━━━━━ SUPPLIED INFORMATION
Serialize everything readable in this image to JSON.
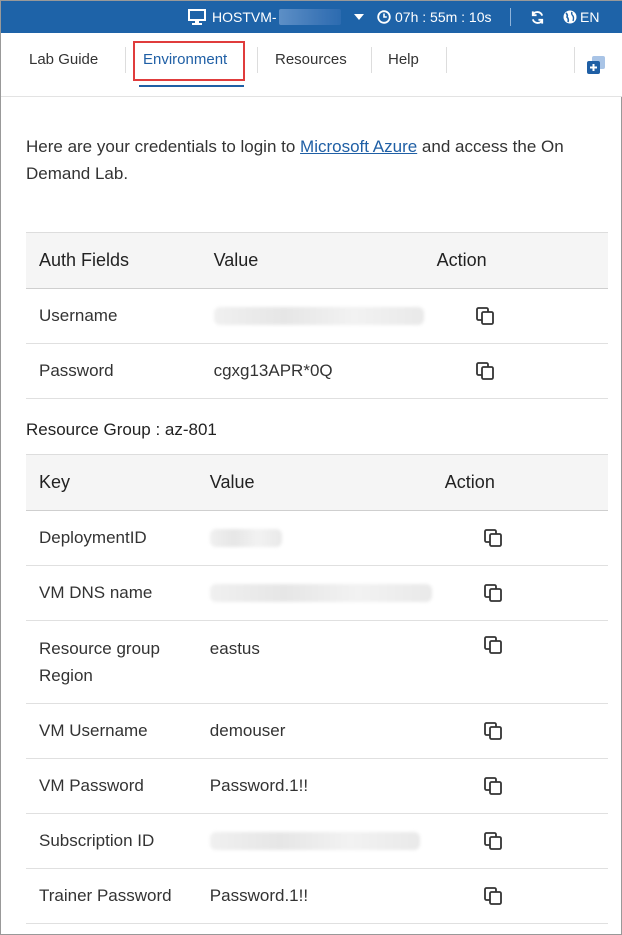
{
  "topbar": {
    "host_label": "HOSTVM-",
    "timer": "07h : 55m : 10s",
    "language": "EN",
    "monitor_icon": "monitor-icon",
    "clock_icon": "clock-icon",
    "refresh_icon": "refresh-icon",
    "globe_icon": "globe-icon"
  },
  "tabs": [
    {
      "label": "Lab Guide"
    },
    {
      "label": "Environment"
    },
    {
      "label": "Resources"
    },
    {
      "label": "Help"
    }
  ],
  "intro": {
    "before": "Here are your credentials to login to ",
    "link": "Microsoft Azure",
    "after": " and access the On Demand Lab."
  },
  "auth_table": {
    "headers": [
      "Auth Fields",
      "Value",
      "Action"
    ],
    "rows": [
      {
        "field": "Username",
        "value": ""
      },
      {
        "field": "Password",
        "value": "cgxg13APR*0Q"
      }
    ]
  },
  "resource_group": {
    "label": "Resource Group : az-801",
    "headers": [
      "Key",
      "Value",
      "Action"
    ],
    "rows": [
      {
        "key": "DeploymentID",
        "value": ""
      },
      {
        "key": "VM DNS name",
        "value": ""
      },
      {
        "key": "Resource group Region",
        "value": "eastus"
      },
      {
        "key": "VM Username",
        "value": "demouser"
      },
      {
        "key": "VM Password",
        "value": "Password.1!!"
      },
      {
        "key": "Subscription ID",
        "value": ""
      },
      {
        "key": "Trainer Password",
        "value": "Password.1!!"
      }
    ]
  },
  "colors": {
    "topbar": "#1e63a8",
    "accent": "#1f5fa5",
    "highlight": "#e03c3c"
  }
}
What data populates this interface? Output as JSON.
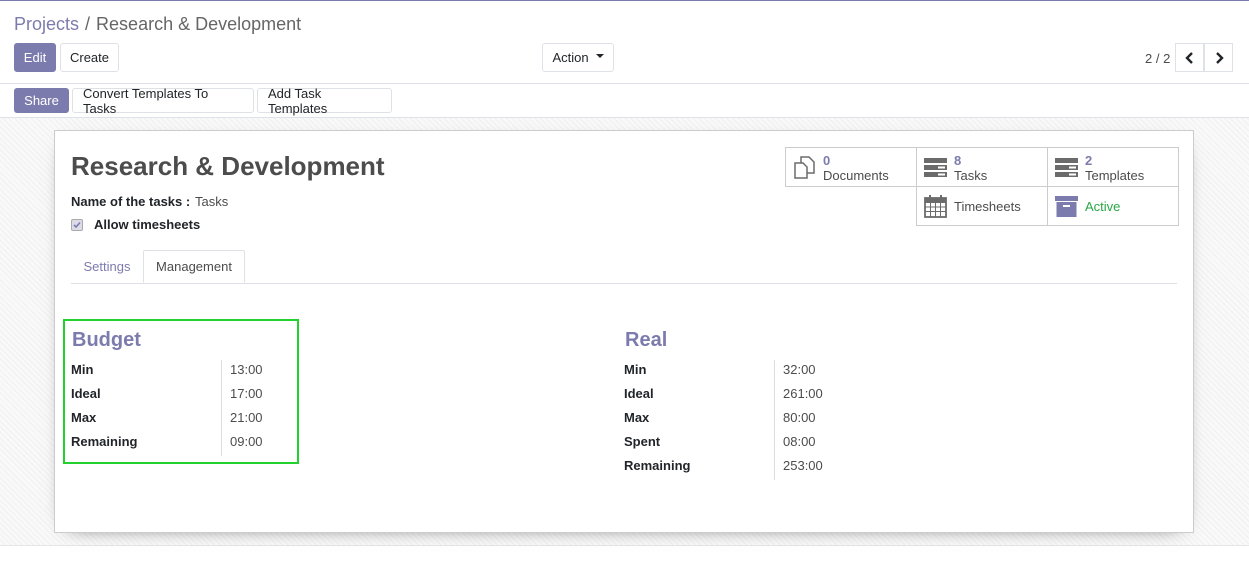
{
  "breadcrumb": {
    "parent": "Projects",
    "separator": "/",
    "current": "Research & Development"
  },
  "toolbar": {
    "edit_label": "Edit",
    "create_label": "Create",
    "action_label": "Action"
  },
  "pager": {
    "value": "2 / 2"
  },
  "statusbar": {
    "share_label": "Share",
    "convert_label": "Convert Templates To Tasks",
    "add_templates_label": "Add Task Templates"
  },
  "record": {
    "title": "Research & Development",
    "task_name_label": "Name of the tasks :",
    "task_name_value": "Tasks",
    "allow_timesheets_label": "Allow timesheets",
    "allow_timesheets_checked": true
  },
  "smart_buttons": {
    "documents": {
      "count": "0",
      "label": "Documents",
      "icon": "documents-icon"
    },
    "tasks": {
      "count": "8",
      "label": "Tasks",
      "icon": "tasks-icon"
    },
    "templates": {
      "count": "2",
      "label": "Templates",
      "icon": "templates-icon"
    },
    "timesheets": {
      "label": "Timesheets",
      "icon": "calendar-icon"
    },
    "active": {
      "label": "Active",
      "icon": "archive-icon",
      "color": "#28a745"
    }
  },
  "tabs": {
    "settings": "Settings",
    "management": "Management",
    "active": "Management"
  },
  "budget": {
    "title": "Budget",
    "rows": [
      {
        "label": "Min",
        "value": "13:00"
      },
      {
        "label": "Ideal",
        "value": "17:00"
      },
      {
        "label": "Max",
        "value": "21:00"
      },
      {
        "label": "Remaining",
        "value": "09:00"
      }
    ]
  },
  "real": {
    "title": "Real",
    "rows": [
      {
        "label": "Min",
        "value": "32:00"
      },
      {
        "label": "Ideal",
        "value": "261:00"
      },
      {
        "label": "Max",
        "value": "80:00"
      },
      {
        "label": "Spent",
        "value": "08:00"
      },
      {
        "label": "Remaining",
        "value": "253:00"
      }
    ]
  },
  "colors": {
    "brand": "#7c7bad",
    "active_status": "#28a745",
    "highlight_border": "#22d12e"
  }
}
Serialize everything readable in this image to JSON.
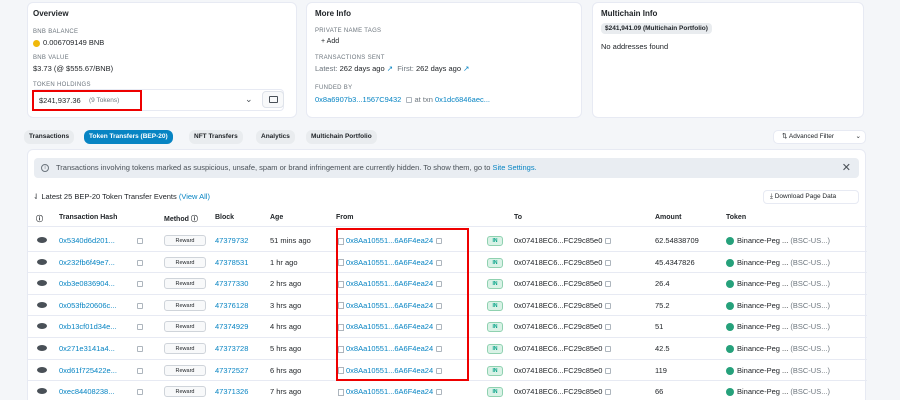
{
  "overview": {
    "title": "Overview",
    "bnb_balance_label": "BNB BALANCE",
    "bnb_balance_value": "0.006709149 BNB",
    "bnb_value_label": "BNB VALUE",
    "bnb_value_value": "$3.73 (@ $555.67/BNB)",
    "token_holdings_label": "TOKEN HOLDINGS",
    "token_holdings_amount": "$241,937.36",
    "token_holdings_count": "(9 Tokens)"
  },
  "more_info": {
    "title": "More Info",
    "private_tags_label": "PRIVATE NAME TAGS",
    "add_label": "+ Add",
    "tx_sent_label": "TRANSACTIONS SENT",
    "latest_prefix": "Latest:",
    "latest_value": "262 days ago",
    "first_prefix": "First:",
    "first_value": "262 days ago",
    "funded_label": "FUNDED BY",
    "funded_addr": "0x8a6907b3...1567C9432",
    "funded_at": "at txn",
    "funded_txn": "0x1dc6846aec..."
  },
  "multichain": {
    "title": "Multichain Info",
    "badge": "$241,941.09 (Multichain Portfolio)",
    "note": "No addresses found"
  },
  "tabs": [
    {
      "label": "Transactions"
    },
    {
      "label": "Token Transfers (BEP-20)"
    },
    {
      "label": "NFT Transfers"
    },
    {
      "label": "Analytics"
    },
    {
      "label": "Multichain Portfolio"
    }
  ],
  "advanced_filter": "Advanced Filter",
  "notice": {
    "text": "Transactions involving tokens marked as suspicious, unsafe, spam or brand infringement are currently hidden. To show them, go to",
    "link": "Site Settings."
  },
  "summary": {
    "prefix": "Latest 25 BEP-20 Token Transfer Events",
    "link": "(View All)"
  },
  "download": "Download Page Data",
  "columns": {
    "hash": "Transaction Hash",
    "method": "Method",
    "block": "Block",
    "age": "Age",
    "from": "From",
    "to": "To",
    "amount": "Amount",
    "token": "Token"
  },
  "rows": [
    {
      "hash": "0x5340d6d201...",
      "method": "Reward",
      "block": "47379732",
      "age": "51 mins ago",
      "from": "0x8Aa10551...6A6F4ea24",
      "dir": "IN",
      "to": "0x07418EC6...FC29c85e0",
      "amount": "62.54838709",
      "token": "Binance-Peg ...",
      "token_sym": "(BSC-US...)"
    },
    {
      "hash": "0x232fb6f49e7...",
      "method": "Reward",
      "block": "47378531",
      "age": "1 hr ago",
      "from": "0x8Aa10551...6A6F4ea24",
      "dir": "IN",
      "to": "0x07418EC6...FC29c85e0",
      "amount": "45.4347826",
      "token": "Binance-Peg ...",
      "token_sym": "(BSC-US...)"
    },
    {
      "hash": "0xb3e0836904...",
      "method": "Reward",
      "block": "47377330",
      "age": "2 hrs ago",
      "from": "0x8Aa10551...6A6F4ea24",
      "dir": "IN",
      "to": "0x07418EC6...FC29c85e0",
      "amount": "26.4",
      "token": "Binance-Peg ...",
      "token_sym": "(BSC-US...)"
    },
    {
      "hash": "0x053fb20606c...",
      "method": "Reward",
      "block": "47376128",
      "age": "3 hrs ago",
      "from": "0x8Aa10551...6A6F4ea24",
      "dir": "IN",
      "to": "0x07418EC6...FC29c85e0",
      "amount": "75.2",
      "token": "Binance-Peg ...",
      "token_sym": "(BSC-US...)"
    },
    {
      "hash": "0xb13cf01d34e...",
      "method": "Reward",
      "block": "47374929",
      "age": "4 hrs ago",
      "from": "0x8Aa10551...6A6F4ea24",
      "dir": "IN",
      "to": "0x07418EC6...FC29c85e0",
      "amount": "51",
      "token": "Binance-Peg ...",
      "token_sym": "(BSC-US...)"
    },
    {
      "hash": "0x271e3141a4...",
      "method": "Reward",
      "block": "47373728",
      "age": "5 hrs ago",
      "from": "0x8Aa10551...6A6F4ea24",
      "dir": "IN",
      "to": "0x07418EC6...FC29c85e0",
      "amount": "42.5",
      "token": "Binance-Peg ...",
      "token_sym": "(BSC-US...)"
    },
    {
      "hash": "0xd61f725422e...",
      "method": "Reward",
      "block": "47372527",
      "age": "6 hrs ago",
      "from": "0x8Aa10551...6A6F4ea24",
      "dir": "IN",
      "to": "0x07418EC6...FC29c85e0",
      "amount": "119",
      "token": "Binance-Peg ...",
      "token_sym": "(BSC-US...)"
    },
    {
      "hash": "0xec84408238...",
      "method": "Reward",
      "block": "47371326",
      "age": "7 hrs ago",
      "from": "0x8Aa10551...6A6F4ea24",
      "dir": "IN",
      "to": "0x07418EC6...FC29c85e0",
      "amount": "66",
      "token": "Binance-Peg ...",
      "token_sym": "(BSC-US...)"
    }
  ]
}
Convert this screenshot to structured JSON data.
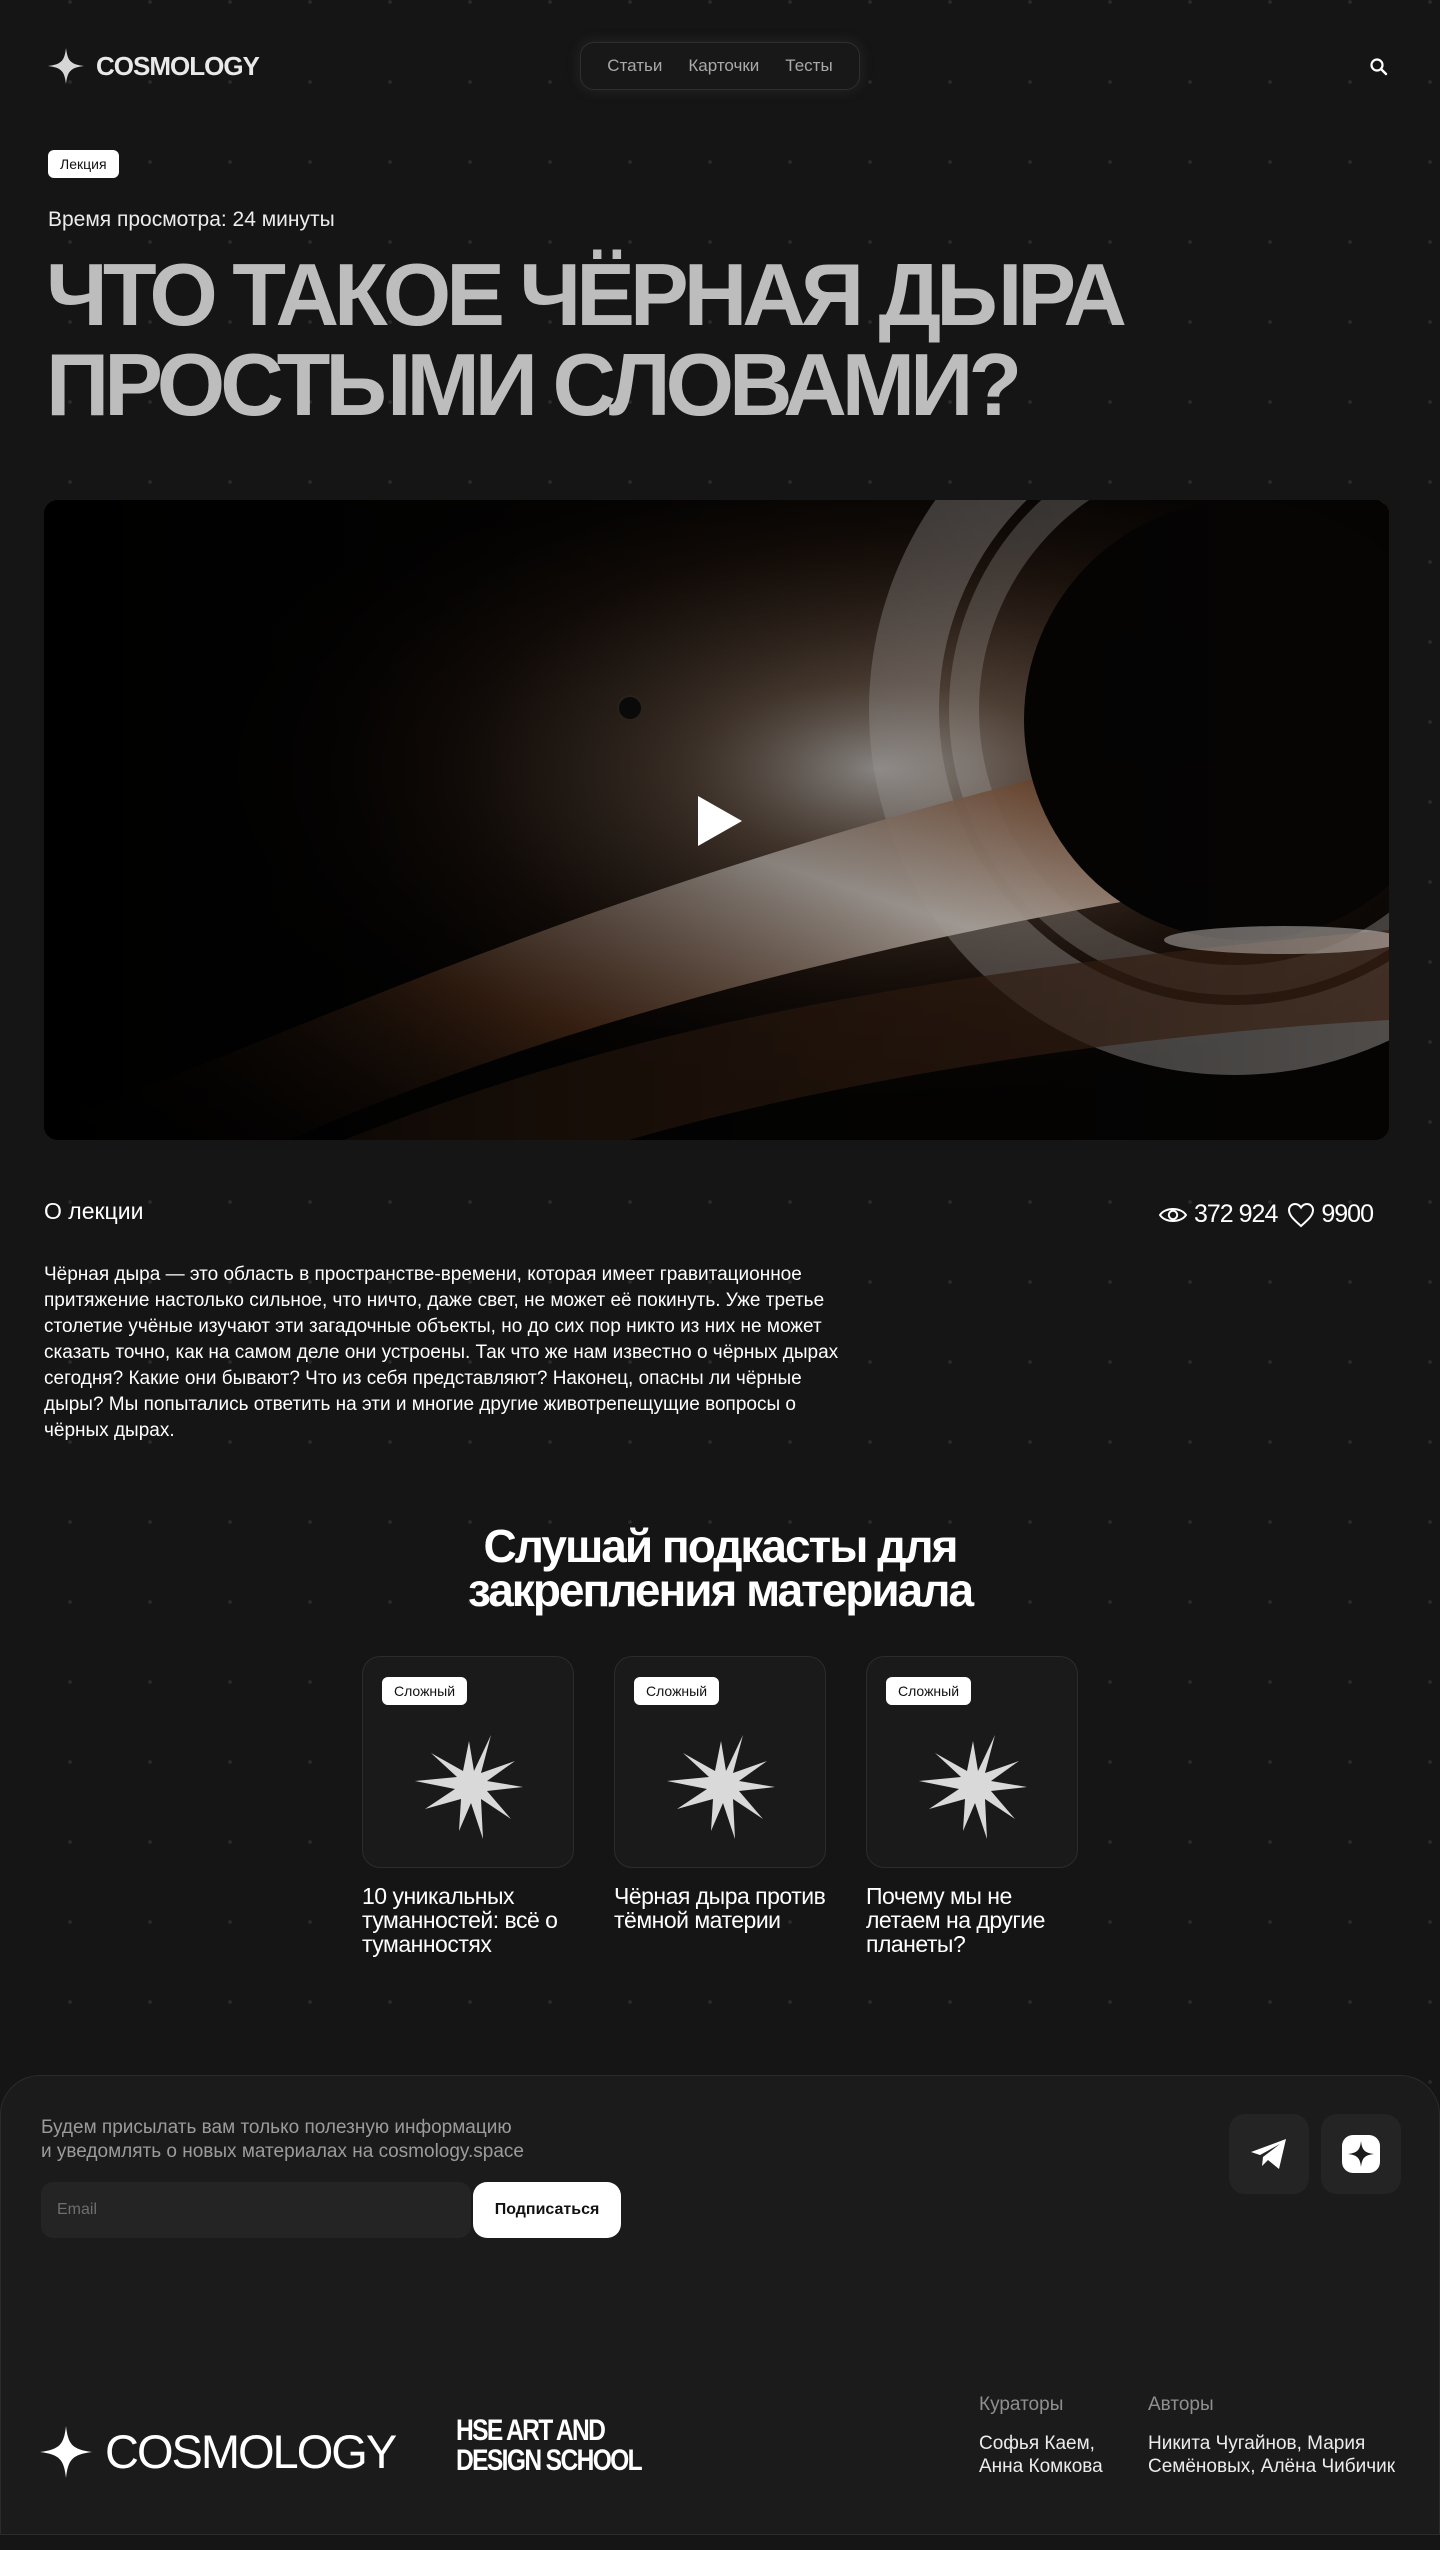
{
  "header": {
    "logo_text": "COSMOLOGY",
    "nav": [
      "Статьи",
      "Карточки",
      "Тесты"
    ],
    "search_icon": "search-icon"
  },
  "hero": {
    "tag": "Лекция",
    "watch_time": "Время просмотра: 24 минуты",
    "title_line1": "Что такое чёрная дыра",
    "title_line2": "простыми словами?"
  },
  "video": {
    "play_icon": "play-icon"
  },
  "about": {
    "title": "О лекции",
    "views": "372 924",
    "likes": "9900",
    "paragraph": "Чёрная дыра — это область в пространстве-времени, которая имеет гравитационное притяжение настолько сильное, что ничто, даже свет, не может её покинуть. Уже третье столетие учёные изучают эти загадочные объекты, но до сих пор никто из них не может сказать точно, как на самом деле они устроены. Так что же нам известно о чёрных дырах сегодня? Какие они бывают? Что из себя представляют? Наконец, опасны ли чёрные дыры? Мы попытались ответить на эти и многие другие животрепещущие вопросы о чёрных дырах."
  },
  "podcasts": {
    "heading_line1": "Слушай подкасты для",
    "heading_line2": "закрепления материала",
    "cards": [
      {
        "badge": "Сложный",
        "title": "10 уникальных туманностей: всё о туманностях"
      },
      {
        "badge": "Сложный",
        "title": "Чёрная дыра против тёмной материи"
      },
      {
        "badge": "Сложный",
        "title": "Почему мы не летаем на другие планеты?"
      }
    ]
  },
  "footer": {
    "subscribe_text_line1": "Будем присылать вам только полезную информацию",
    "subscribe_text_line2": "и уведомлять о новых материалах на cosmology.space",
    "email_placeholder": "Email",
    "subscribe_label": "Подписаться",
    "logo_text": "COSMOLOGY",
    "school_line1": "HSE ART AND",
    "school_line2": "DESIGN SCHOOL",
    "curators_label": "Кураторы",
    "curators_line1": "Софья Каем,",
    "curators_line2": "Анна Комкова",
    "authors_label": "Авторы",
    "authors_line1": "Никита Чугайнов, Мария",
    "authors_line2": "Семёновых, Алёна Чибичик"
  },
  "colors": {
    "background": "#151515",
    "title_gray": "#bdbdbd",
    "badge_bg": "#ffffff",
    "footer_bg": "#1b1b1b"
  }
}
━━━━━━━━━━
SHORT TASK | Report each line in the preceding entries that holds the string "icon".

CORRECT ANSWER |
    "monitor_icon": "monitor-icon",
    "clock_icon": "clock-icon",
    "refresh_icon": "refresh-icon",
    "globe_icon": "globe-icon"
      "icon": "documents-icon"
      "icon": "tasks-icon"
      "icon": "templates-icon"
      "icon": "calendar-icon"
      "icon": "archive-icon",
    "search_icon": "search-icon"
    "play_icon": "play-icon"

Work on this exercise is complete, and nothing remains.